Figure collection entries
○ ○ ○
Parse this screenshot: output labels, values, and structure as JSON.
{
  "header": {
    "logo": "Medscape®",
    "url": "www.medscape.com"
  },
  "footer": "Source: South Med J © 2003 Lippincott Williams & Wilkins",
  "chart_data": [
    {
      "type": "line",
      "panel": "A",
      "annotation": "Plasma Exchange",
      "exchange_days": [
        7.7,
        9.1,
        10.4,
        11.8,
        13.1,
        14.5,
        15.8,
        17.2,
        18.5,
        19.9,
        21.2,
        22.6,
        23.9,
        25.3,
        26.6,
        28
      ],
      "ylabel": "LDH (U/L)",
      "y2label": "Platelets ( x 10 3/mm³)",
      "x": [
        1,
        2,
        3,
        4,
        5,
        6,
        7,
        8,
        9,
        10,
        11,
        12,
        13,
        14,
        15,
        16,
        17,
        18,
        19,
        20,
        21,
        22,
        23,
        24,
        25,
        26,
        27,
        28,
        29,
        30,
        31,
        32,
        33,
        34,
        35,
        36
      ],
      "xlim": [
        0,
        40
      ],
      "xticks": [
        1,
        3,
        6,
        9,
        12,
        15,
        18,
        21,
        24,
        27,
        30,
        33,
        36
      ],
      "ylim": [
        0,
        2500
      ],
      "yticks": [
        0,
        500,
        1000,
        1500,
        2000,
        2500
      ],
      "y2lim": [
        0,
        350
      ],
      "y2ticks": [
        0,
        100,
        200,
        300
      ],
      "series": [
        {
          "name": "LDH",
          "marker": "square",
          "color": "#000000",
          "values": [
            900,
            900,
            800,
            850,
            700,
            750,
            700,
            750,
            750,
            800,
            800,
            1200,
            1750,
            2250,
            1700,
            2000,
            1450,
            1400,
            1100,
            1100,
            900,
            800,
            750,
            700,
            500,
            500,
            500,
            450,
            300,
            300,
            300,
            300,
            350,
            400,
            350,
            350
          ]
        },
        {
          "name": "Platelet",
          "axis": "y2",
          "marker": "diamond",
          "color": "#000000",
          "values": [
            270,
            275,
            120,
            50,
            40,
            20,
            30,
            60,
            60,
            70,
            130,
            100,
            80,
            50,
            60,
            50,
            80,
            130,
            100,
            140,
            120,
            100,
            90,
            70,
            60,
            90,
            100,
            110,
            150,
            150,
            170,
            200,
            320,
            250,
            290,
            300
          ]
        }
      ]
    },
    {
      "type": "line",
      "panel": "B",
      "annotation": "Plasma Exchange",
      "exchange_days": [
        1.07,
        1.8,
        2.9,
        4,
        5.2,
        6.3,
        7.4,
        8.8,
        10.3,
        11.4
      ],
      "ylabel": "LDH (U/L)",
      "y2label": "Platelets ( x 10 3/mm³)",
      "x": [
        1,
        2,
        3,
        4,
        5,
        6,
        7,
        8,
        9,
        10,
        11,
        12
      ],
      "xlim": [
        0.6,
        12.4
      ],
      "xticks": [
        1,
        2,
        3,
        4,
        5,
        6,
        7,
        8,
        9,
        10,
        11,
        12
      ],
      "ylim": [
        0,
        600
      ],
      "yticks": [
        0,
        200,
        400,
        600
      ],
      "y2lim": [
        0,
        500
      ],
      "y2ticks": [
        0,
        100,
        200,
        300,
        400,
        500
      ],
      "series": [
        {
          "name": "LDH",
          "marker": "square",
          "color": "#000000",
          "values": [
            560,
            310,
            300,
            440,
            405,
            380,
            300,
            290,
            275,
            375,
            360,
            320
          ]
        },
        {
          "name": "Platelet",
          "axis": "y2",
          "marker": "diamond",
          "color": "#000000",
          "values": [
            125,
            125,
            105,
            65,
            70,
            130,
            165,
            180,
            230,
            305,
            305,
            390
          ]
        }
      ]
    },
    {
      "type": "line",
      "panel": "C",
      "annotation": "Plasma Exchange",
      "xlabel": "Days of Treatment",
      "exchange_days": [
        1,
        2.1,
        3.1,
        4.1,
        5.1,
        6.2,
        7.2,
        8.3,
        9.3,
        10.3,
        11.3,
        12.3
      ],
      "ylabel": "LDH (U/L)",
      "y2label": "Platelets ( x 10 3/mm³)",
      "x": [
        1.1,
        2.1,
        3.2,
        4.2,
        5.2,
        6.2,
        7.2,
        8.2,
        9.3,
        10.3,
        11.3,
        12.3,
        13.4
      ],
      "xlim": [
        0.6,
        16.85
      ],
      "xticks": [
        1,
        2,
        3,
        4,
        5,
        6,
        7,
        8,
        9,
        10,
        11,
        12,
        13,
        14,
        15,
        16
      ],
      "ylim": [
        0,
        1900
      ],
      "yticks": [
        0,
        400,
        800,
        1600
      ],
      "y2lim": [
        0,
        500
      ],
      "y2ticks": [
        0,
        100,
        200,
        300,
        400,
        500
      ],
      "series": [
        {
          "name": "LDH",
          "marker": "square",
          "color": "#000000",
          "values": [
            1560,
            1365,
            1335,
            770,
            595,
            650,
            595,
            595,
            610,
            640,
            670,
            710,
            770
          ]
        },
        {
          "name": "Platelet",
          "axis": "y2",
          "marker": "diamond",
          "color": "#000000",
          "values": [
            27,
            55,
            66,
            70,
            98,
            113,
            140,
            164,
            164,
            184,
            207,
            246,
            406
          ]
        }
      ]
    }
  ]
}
○ ○ ○
▸ WHAT TO PRODUCE
Restate the listing above word for word.

▸ COMPLETE OUTPUT
Parse this screenshot: output labels, values, and structure as JSON.
{
  "header": {
    "logo": "Medscape®",
    "url": "www.medscape.com"
  },
  "footer": "Source: South Med J © 2003 Lippincott Williams & Wilkins",
  "chart_data": [
    {
      "type": "line",
      "panel": "A",
      "annotation": "Plasma Exchange",
      "exchange_days": [
        7.7,
        9.1,
        10.4,
        11.8,
        13.1,
        14.5,
        15.8,
        17.2,
        18.5,
        19.9,
        21.2,
        22.6,
        23.9,
        25.3,
        26.6,
        28
      ],
      "ylabel": "LDH (U/L)",
      "y2label": "Platelets ( x 10 3/mm³)",
      "x": [
        1,
        2,
        3,
        4,
        5,
        6,
        7,
        8,
        9,
        10,
        11,
        12,
        13,
        14,
        15,
        16,
        17,
        18,
        19,
        20,
        21,
        22,
        23,
        24,
        25,
        26,
        27,
        28,
        29,
        30,
        31,
        32,
        33,
        34,
        35,
        36
      ],
      "xlim": [
        0,
        40
      ],
      "xticks": [
        1,
        3,
        6,
        9,
        12,
        15,
        18,
        21,
        24,
        27,
        30,
        33,
        36
      ],
      "ylim": [
        0,
        2500
      ],
      "yticks": [
        0,
        500,
        1000,
        1500,
        2000,
        2500
      ],
      "y2lim": [
        0,
        350
      ],
      "y2ticks": [
        0,
        100,
        200,
        300
      ],
      "series": [
        {
          "name": "LDH",
          "marker": "square",
          "color": "#000000",
          "values": [
            900,
            900,
            800,
            850,
            700,
            750,
            700,
            750,
            750,
            800,
            800,
            1200,
            1750,
            2250,
            1700,
            2000,
            1450,
            1400,
            1100,
            1100,
            900,
            800,
            750,
            700,
            500,
            500,
            500,
            450,
            300,
            300,
            300,
            300,
            350,
            400,
            350,
            350
          ]
        },
        {
          "name": "Platelet",
          "axis": "y2",
          "marker": "diamond",
          "color": "#000000",
          "values": [
            270,
            275,
            120,
            50,
            40,
            20,
            30,
            60,
            60,
            70,
            130,
            100,
            80,
            50,
            60,
            50,
            80,
            130,
            100,
            140,
            120,
            100,
            90,
            70,
            60,
            90,
            100,
            110,
            150,
            150,
            170,
            200,
            320,
            250,
            290,
            300
          ]
        }
      ]
    },
    {
      "type": "line",
      "panel": "B",
      "annotation": "Plasma Exchange",
      "exchange_days": [
        1.07,
        1.8,
        2.9,
        4,
        5.2,
        6.3,
        7.4,
        8.8,
        10.3,
        11.4
      ],
      "ylabel": "LDH (U/L)",
      "y2label": "Platelets ( x 10 3/mm³)",
      "x": [
        1,
        2,
        3,
        4,
        5,
        6,
        7,
        8,
        9,
        10,
        11,
        12
      ],
      "xlim": [
        0.6,
        12.4
      ],
      "xticks": [
        1,
        2,
        3,
        4,
        5,
        6,
        7,
        8,
        9,
        10,
        11,
        12
      ],
      "ylim": [
        0,
        600
      ],
      "yticks": [
        0,
        200,
        400,
        600
      ],
      "y2lim": [
        0,
        500
      ],
      "y2ticks": [
        0,
        100,
        200,
        300,
        400,
        500
      ],
      "series": [
        {
          "name": "LDH",
          "marker": "square",
          "color": "#000000",
          "values": [
            560,
            310,
            300,
            440,
            405,
            380,
            300,
            290,
            275,
            375,
            360,
            320
          ]
        },
        {
          "name": "Platelet",
          "axis": "y2",
          "marker": "diamond",
          "color": "#000000",
          "values": [
            125,
            125,
            105,
            65,
            70,
            130,
            165,
            180,
            230,
            305,
            305,
            390
          ]
        }
      ]
    },
    {
      "type": "line",
      "panel": "C",
      "annotation": "Plasma Exchange",
      "xlabel": "Days of Treatment",
      "exchange_days": [
        1,
        2.1,
        3.1,
        4.1,
        5.1,
        6.2,
        7.2,
        8.3,
        9.3,
        10.3,
        11.3,
        12.3
      ],
      "ylabel": "LDH (U/L)",
      "y2label": "Platelets ( x 10 3/mm³)",
      "x": [
        1.1,
        2.1,
        3.2,
        4.2,
        5.2,
        6.2,
        7.2,
        8.2,
        9.3,
        10.3,
        11.3,
        12.3,
        13.4
      ],
      "xlim": [
        0.6,
        16.85
      ],
      "xticks": [
        1,
        2,
        3,
        4,
        5,
        6,
        7,
        8,
        9,
        10,
        11,
        12,
        13,
        14,
        15,
        16
      ],
      "ylim": [
        0,
        1900
      ],
      "yticks": [
        0,
        400,
        800,
        1600
      ],
      "y2lim": [
        0,
        500
      ],
      "y2ticks": [
        0,
        100,
        200,
        300,
        400,
        500
      ],
      "series": [
        {
          "name": "LDH",
          "marker": "square",
          "color": "#000000",
          "values": [
            1560,
            1365,
            1335,
            770,
            595,
            650,
            595,
            595,
            610,
            640,
            670,
            710,
            770
          ]
        },
        {
          "name": "Platelet",
          "axis": "y2",
          "marker": "diamond",
          "color": "#000000",
          "values": [
            27,
            55,
            66,
            70,
            98,
            113,
            140,
            164,
            164,
            184,
            207,
            246,
            406
          ]
        }
      ]
    }
  ]
}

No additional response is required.